▶

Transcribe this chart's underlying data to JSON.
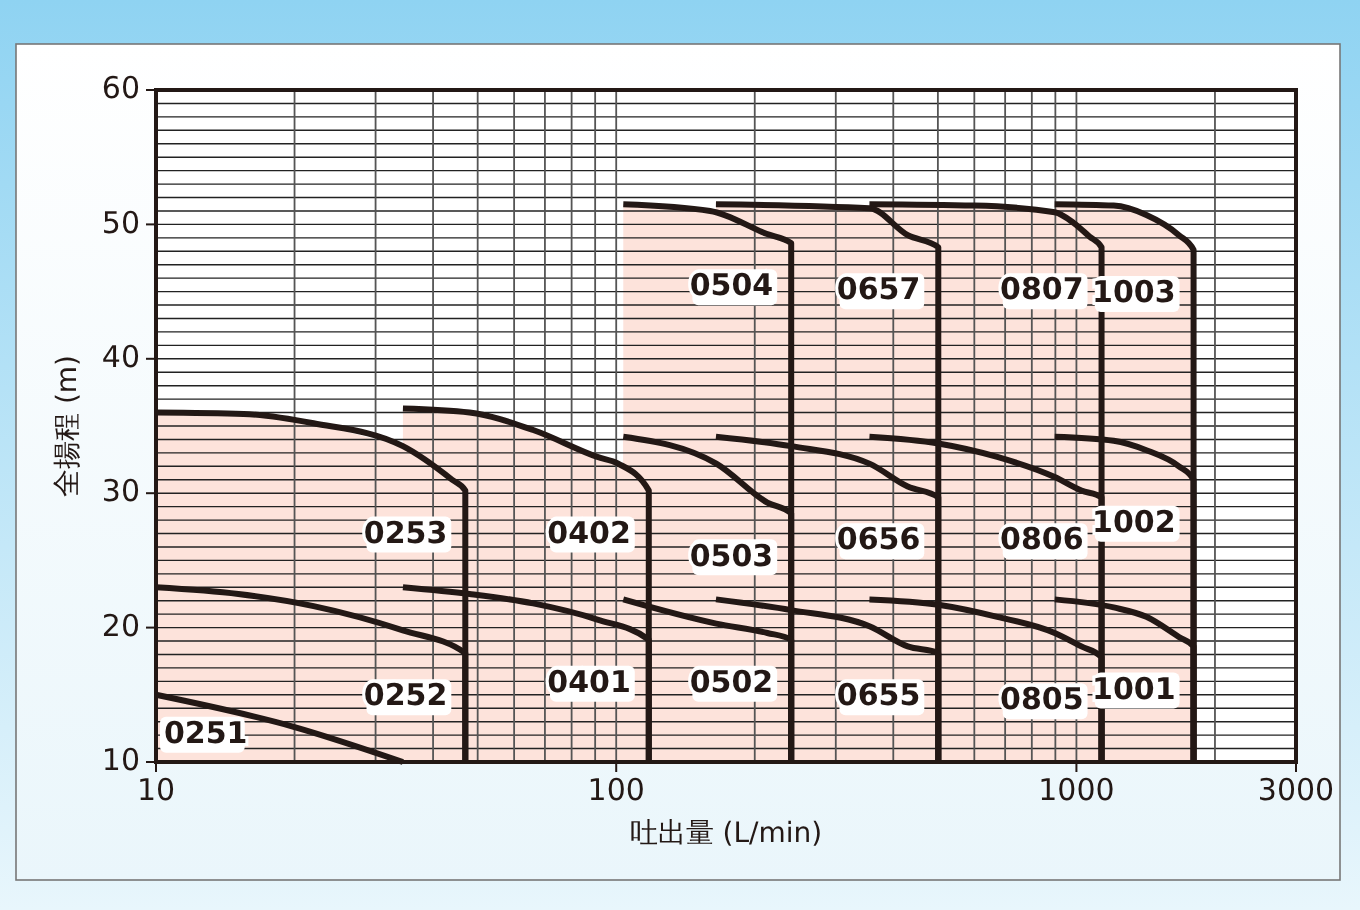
{
  "chart_data": {
    "type": "area",
    "xlabel": "吐出量 (L/min)",
    "ylabel": "全揚程 (m)",
    "log": "x",
    "grid": true,
    "xlim": [
      10,
      3000
    ],
    "ylim": [
      10,
      60
    ],
    "xticks": [
      10,
      100,
      1000,
      3000
    ],
    "yticks": [
      10,
      20,
      30,
      40,
      50,
      60
    ],
    "series": [
      {
        "name": "0251",
        "color": "#fde3db",
        "x": [
          10,
          20,
          34.4
        ],
        "values": [
          15,
          12.6,
          10
        ]
      },
      {
        "name": "0252",
        "color": "#fde3db",
        "x": [
          10,
          15.1,
          22,
          34.4,
          47,
          47
        ],
        "values": [
          23,
          22.5,
          21.6,
          19.8,
          18.1,
          10
        ]
      },
      {
        "name": "0253",
        "color": "#fde3db",
        "x": [
          10,
          15.5,
          22,
          34.4,
          44,
          47,
          47
        ],
        "values": [
          36,
          35.9,
          35.2,
          33.5,
          31,
          30.2,
          10
        ]
      },
      {
        "name": "0401",
        "color": "#fde3db",
        "x": [
          34.4,
          48,
          66,
          91,
          117.7,
          117.7
        ],
        "values": [
          23,
          22.5,
          21.8,
          20.6,
          19.1,
          10
        ]
      },
      {
        "name": "0402",
        "color": "#fde3db",
        "x": [
          34.4,
          48,
          66,
          91,
          101,
          117.7,
          117.7
        ],
        "values": [
          36.3,
          36,
          34.7,
          32.7,
          32.2,
          30.2,
          10
        ]
      },
      {
        "name": "0502",
        "color": "#fde3db",
        "x": [
          103.6,
          165,
          213,
          240,
          240
        ],
        "values": [
          22.1,
          20.3,
          19.6,
          19.1,
          10
        ]
      },
      {
        "name": "0503",
        "color": "#fde3db",
        "x": [
          103.6,
          165,
          213,
          240,
          240
        ],
        "values": [
          34.2,
          32.2,
          29.3,
          28.5,
          10
        ]
      },
      {
        "name": "0504",
        "color": "#fde3db",
        "x": [
          103.6,
          160,
          212,
          240,
          240
        ],
        "values": [
          51.5,
          51,
          49.3,
          48.6,
          10
        ]
      },
      {
        "name": "0655",
        "color": "#fde3db",
        "x": [
          164.7,
          240,
          355,
          430,
          501,
          501
        ],
        "values": [
          22.1,
          21.3,
          20.1,
          18.6,
          18.1,
          10
        ]
      },
      {
        "name": "0656",
        "color": "#fde3db",
        "x": [
          164.7,
          240,
          355,
          430,
          501,
          501
        ],
        "values": [
          34.2,
          33.5,
          32.2,
          30.5,
          29.7,
          10
        ]
      },
      {
        "name": "0657",
        "color": "#fde3db",
        "x": [
          164.7,
          355,
          430,
          501,
          501
        ],
        "values": [
          51.5,
          51.2,
          49.2,
          48.3,
          10
        ]
      },
      {
        "name": "0805",
        "color": "#fde3db",
        "x": [
          355,
          501,
          673,
          897,
          1025,
          1134,
          1134
        ],
        "values": [
          22.1,
          21.7,
          20.8,
          19.6,
          18.6,
          17.8,
          10
        ]
      },
      {
        "name": "0806",
        "color": "#fde3db",
        "x": [
          355,
          501,
          673,
          897,
          1025,
          1134,
          1134
        ],
        "values": [
          34.2,
          33.7,
          32.7,
          31.2,
          30.2,
          29.7,
          10
        ]
      },
      {
        "name": "0807",
        "color": "#fde3db",
        "x": [
          355,
          600,
          897,
          987,
          1067,
          1134,
          1134
        ],
        "values": [
          51.5,
          51.4,
          50.9,
          50.1,
          49.1,
          48.3,
          10
        ]
      },
      {
        "name": "1001",
        "color": "#fde3db",
        "x": [
          897,
          1205,
          1419,
          1670,
          1797,
          1797
        ],
        "values": [
          22.1,
          21.5,
          20.8,
          19.3,
          18.6,
          10
        ]
      },
      {
        "name": "1002",
        "color": "#fde3db",
        "x": [
          897,
          1205,
          1419,
          1670,
          1797,
          1797
        ],
        "values": [
          34.2,
          33.9,
          33.2,
          32,
          31,
          10
        ]
      },
      {
        "name": "1003",
        "color": "#fde3db",
        "x": [
          897,
          1205,
          1419,
          1670,
          1797,
          1797
        ],
        "values": [
          51.5,
          51.4,
          50.7,
          49.2,
          48.1,
          10
        ]
      }
    ]
  }
}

◀

Task to carry out: Give back each entry exactly as it appears, with no pictures.

Correct result:
Transcribe this chart's underlying data to JSON.
{
  "chart_data": {
    "type": "area",
    "xlabel": "吐出量 (L/min)",
    "ylabel": "全揚程 (m)",
    "log": "x",
    "grid": true,
    "xlim": [
      10,
      3000
    ],
    "ylim": [
      10,
      60
    ],
    "xticks": [
      10,
      100,
      1000,
      3000
    ],
    "yticks": [
      10,
      20,
      30,
      40,
      50,
      60
    ],
    "series": [
      {
        "name": "0251",
        "color": "#fde3db",
        "x": [
          10,
          20,
          34.4
        ],
        "values": [
          15,
          12.6,
          10
        ]
      },
      {
        "name": "0252",
        "color": "#fde3db",
        "x": [
          10,
          15.1,
          22,
          34.4,
          47,
          47
        ],
        "values": [
          23,
          22.5,
          21.6,
          19.8,
          18.1,
          10
        ]
      },
      {
        "name": "0253",
        "color": "#fde3db",
        "x": [
          10,
          15.5,
          22,
          34.4,
          44,
          47,
          47
        ],
        "values": [
          36,
          35.9,
          35.2,
          33.5,
          31,
          30.2,
          10
        ]
      },
      {
        "name": "0401",
        "color": "#fde3db",
        "x": [
          34.4,
          48,
          66,
          91,
          117.7,
          117.7
        ],
        "values": [
          23,
          22.5,
          21.8,
          20.6,
          19.1,
          10
        ]
      },
      {
        "name": "0402",
        "color": "#fde3db",
        "x": [
          34.4,
          48,
          66,
          91,
          101,
          117.7,
          117.7
        ],
        "values": [
          36.3,
          36,
          34.7,
          32.7,
          32.2,
          30.2,
          10
        ]
      },
      {
        "name": "0502",
        "color": "#fde3db",
        "x": [
          103.6,
          165,
          213,
          240,
          240
        ],
        "values": [
          22.1,
          20.3,
          19.6,
          19.1,
          10
        ]
      },
      {
        "name": "0503",
        "color": "#fde3db",
        "x": [
          103.6,
          165,
          213,
          240,
          240
        ],
        "values": [
          34.2,
          32.2,
          29.3,
          28.5,
          10
        ]
      },
      {
        "name": "0504",
        "color": "#fde3db",
        "x": [
          103.6,
          160,
          212,
          240,
          240
        ],
        "values": [
          51.5,
          51,
          49.3,
          48.6,
          10
        ]
      },
      {
        "name": "0655",
        "color": "#fde3db",
        "x": [
          164.7,
          240,
          355,
          430,
          501,
          501
        ],
        "values": [
          22.1,
          21.3,
          20.1,
          18.6,
          18.1,
          10
        ]
      },
      {
        "name": "0656",
        "color": "#fde3db",
        "x": [
          164.7,
          240,
          355,
          430,
          501,
          501
        ],
        "values": [
          34.2,
          33.5,
          32.2,
          30.5,
          29.7,
          10
        ]
      },
      {
        "name": "0657",
        "color": "#fde3db",
        "x": [
          164.7,
          355,
          430,
          501,
          501
        ],
        "values": [
          51.5,
          51.2,
          49.2,
          48.3,
          10
        ]
      },
      {
        "name": "0805",
        "color": "#fde3db",
        "x": [
          355,
          501,
          673,
          897,
          1025,
          1134,
          1134
        ],
        "values": [
          22.1,
          21.7,
          20.8,
          19.6,
          18.6,
          17.8,
          10
        ]
      },
      {
        "name": "0806",
        "color": "#fde3db",
        "x": [
          355,
          501,
          673,
          897,
          1025,
          1134,
          1134
        ],
        "values": [
          34.2,
          33.7,
          32.7,
          31.2,
          30.2,
          29.7,
          10
        ]
      },
      {
        "name": "0807",
        "color": "#fde3db",
        "x": [
          355,
          600,
          897,
          987,
          1067,
          1134,
          1134
        ],
        "values": [
          51.5,
          51.4,
          50.9,
          50.1,
          49.1,
          48.3,
          10
        ]
      },
      {
        "name": "1001",
        "color": "#fde3db",
        "x": [
          897,
          1205,
          1419,
          1670,
          1797,
          1797
        ],
        "values": [
          22.1,
          21.5,
          20.8,
          19.3,
          18.6,
          10
        ]
      },
      {
        "name": "1002",
        "color": "#fde3db",
        "x": [
          897,
          1205,
          1419,
          1670,
          1797,
          1797
        ],
        "values": [
          34.2,
          33.9,
          33.2,
          32,
          31,
          10
        ]
      },
      {
        "name": "1003",
        "color": "#fde3db",
        "x": [
          897,
          1205,
          1419,
          1670,
          1797,
          1797
        ],
        "values": [
          51.5,
          51.4,
          50.7,
          49.2,
          48.1,
          10
        ]
      }
    ]
  }
}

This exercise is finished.